SHORT EXERCISE: Say how many lines include the word "JSON". Reply with nothing but the number.

RECORDED DATA:
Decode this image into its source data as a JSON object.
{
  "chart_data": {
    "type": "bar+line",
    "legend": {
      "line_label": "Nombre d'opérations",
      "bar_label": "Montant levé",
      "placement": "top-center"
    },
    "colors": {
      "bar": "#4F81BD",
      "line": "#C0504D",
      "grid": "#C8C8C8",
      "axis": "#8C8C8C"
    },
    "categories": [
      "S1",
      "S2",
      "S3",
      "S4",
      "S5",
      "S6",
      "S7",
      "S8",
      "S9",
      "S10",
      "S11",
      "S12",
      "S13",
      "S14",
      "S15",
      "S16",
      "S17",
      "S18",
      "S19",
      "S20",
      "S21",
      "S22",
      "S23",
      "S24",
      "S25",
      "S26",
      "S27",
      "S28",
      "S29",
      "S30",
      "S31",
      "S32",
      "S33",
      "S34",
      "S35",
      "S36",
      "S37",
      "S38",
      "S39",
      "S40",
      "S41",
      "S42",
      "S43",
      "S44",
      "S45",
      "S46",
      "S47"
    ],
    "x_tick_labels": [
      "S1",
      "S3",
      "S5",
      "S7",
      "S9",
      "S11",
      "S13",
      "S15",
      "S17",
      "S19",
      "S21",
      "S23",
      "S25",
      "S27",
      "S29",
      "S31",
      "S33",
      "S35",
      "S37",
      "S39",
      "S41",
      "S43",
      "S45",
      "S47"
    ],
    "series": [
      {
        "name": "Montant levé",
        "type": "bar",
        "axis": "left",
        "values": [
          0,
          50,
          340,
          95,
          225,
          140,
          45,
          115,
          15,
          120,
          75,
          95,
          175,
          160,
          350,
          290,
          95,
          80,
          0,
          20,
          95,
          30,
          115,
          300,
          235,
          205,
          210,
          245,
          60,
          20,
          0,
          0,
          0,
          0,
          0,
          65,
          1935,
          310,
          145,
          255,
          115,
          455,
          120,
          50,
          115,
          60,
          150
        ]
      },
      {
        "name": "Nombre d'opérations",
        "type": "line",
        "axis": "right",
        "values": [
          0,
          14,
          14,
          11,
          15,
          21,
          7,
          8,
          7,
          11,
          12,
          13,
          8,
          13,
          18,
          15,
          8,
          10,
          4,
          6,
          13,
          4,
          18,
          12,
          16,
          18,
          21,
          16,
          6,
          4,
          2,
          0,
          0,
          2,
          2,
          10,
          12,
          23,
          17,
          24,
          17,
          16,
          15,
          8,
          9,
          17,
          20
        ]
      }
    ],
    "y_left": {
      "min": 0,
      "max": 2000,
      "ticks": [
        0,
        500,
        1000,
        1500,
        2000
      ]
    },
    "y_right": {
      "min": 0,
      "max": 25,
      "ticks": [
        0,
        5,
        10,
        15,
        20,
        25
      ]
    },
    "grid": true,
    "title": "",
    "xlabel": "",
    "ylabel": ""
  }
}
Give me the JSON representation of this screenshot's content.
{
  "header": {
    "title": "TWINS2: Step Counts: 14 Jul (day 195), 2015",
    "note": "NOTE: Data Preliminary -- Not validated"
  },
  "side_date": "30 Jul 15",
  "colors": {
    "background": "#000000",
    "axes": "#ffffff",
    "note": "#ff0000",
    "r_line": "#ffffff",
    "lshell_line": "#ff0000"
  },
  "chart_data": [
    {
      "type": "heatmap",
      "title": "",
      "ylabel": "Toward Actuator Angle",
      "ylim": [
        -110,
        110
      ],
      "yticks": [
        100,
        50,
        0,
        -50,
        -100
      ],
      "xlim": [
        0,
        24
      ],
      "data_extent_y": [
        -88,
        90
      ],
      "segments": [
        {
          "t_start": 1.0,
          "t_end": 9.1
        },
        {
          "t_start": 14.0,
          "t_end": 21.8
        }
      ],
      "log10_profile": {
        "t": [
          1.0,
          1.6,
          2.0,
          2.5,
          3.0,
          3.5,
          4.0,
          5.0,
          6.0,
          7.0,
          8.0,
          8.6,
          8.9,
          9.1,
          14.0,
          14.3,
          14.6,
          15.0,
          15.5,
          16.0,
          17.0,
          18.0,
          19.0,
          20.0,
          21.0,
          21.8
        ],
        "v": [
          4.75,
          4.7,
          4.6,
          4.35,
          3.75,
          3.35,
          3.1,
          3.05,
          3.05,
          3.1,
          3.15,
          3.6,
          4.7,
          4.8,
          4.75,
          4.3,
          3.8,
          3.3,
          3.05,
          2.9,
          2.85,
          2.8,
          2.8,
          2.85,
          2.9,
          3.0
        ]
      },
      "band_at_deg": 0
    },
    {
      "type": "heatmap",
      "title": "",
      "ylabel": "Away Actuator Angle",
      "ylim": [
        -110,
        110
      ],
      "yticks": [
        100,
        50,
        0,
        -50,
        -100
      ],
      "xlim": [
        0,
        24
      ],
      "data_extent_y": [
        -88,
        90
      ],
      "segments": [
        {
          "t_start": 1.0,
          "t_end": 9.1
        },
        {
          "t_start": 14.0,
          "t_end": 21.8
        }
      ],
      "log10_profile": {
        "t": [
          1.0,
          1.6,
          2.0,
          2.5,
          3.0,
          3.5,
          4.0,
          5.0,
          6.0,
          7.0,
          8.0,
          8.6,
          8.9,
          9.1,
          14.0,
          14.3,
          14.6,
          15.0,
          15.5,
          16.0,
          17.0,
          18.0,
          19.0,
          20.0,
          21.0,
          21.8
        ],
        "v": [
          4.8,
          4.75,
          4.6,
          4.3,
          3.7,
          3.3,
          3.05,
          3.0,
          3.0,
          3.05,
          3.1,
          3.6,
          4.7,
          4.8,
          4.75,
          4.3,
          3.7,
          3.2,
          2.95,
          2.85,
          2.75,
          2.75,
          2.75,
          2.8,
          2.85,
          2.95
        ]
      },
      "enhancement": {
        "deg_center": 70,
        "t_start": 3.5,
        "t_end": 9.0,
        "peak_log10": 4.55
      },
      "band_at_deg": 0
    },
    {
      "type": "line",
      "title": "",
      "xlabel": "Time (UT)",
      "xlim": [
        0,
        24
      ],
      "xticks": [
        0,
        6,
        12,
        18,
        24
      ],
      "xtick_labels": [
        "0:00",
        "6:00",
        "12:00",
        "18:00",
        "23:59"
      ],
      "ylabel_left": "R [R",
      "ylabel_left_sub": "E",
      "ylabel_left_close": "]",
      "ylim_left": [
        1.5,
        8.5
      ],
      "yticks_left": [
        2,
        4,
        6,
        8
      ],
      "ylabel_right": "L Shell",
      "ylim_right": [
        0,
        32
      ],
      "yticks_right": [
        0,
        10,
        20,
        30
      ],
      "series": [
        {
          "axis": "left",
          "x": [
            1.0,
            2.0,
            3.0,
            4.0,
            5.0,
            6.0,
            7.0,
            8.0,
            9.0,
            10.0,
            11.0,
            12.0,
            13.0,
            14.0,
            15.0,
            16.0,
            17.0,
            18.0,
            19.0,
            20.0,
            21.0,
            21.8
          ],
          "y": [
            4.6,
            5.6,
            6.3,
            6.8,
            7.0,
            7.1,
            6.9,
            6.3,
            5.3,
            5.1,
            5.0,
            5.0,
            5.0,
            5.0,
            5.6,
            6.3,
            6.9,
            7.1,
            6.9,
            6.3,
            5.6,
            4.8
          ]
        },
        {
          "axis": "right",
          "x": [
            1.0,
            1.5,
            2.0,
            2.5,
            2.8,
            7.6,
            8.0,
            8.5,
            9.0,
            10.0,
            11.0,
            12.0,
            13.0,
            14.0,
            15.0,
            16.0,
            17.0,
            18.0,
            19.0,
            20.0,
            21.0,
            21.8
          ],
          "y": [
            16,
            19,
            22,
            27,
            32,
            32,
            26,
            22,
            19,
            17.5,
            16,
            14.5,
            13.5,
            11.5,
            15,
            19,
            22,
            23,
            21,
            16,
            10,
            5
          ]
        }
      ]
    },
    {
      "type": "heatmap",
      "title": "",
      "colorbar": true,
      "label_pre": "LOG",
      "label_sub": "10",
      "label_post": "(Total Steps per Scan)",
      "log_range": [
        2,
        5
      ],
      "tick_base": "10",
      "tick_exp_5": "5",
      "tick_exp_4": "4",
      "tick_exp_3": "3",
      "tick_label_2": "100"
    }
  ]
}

THE REPLY: 2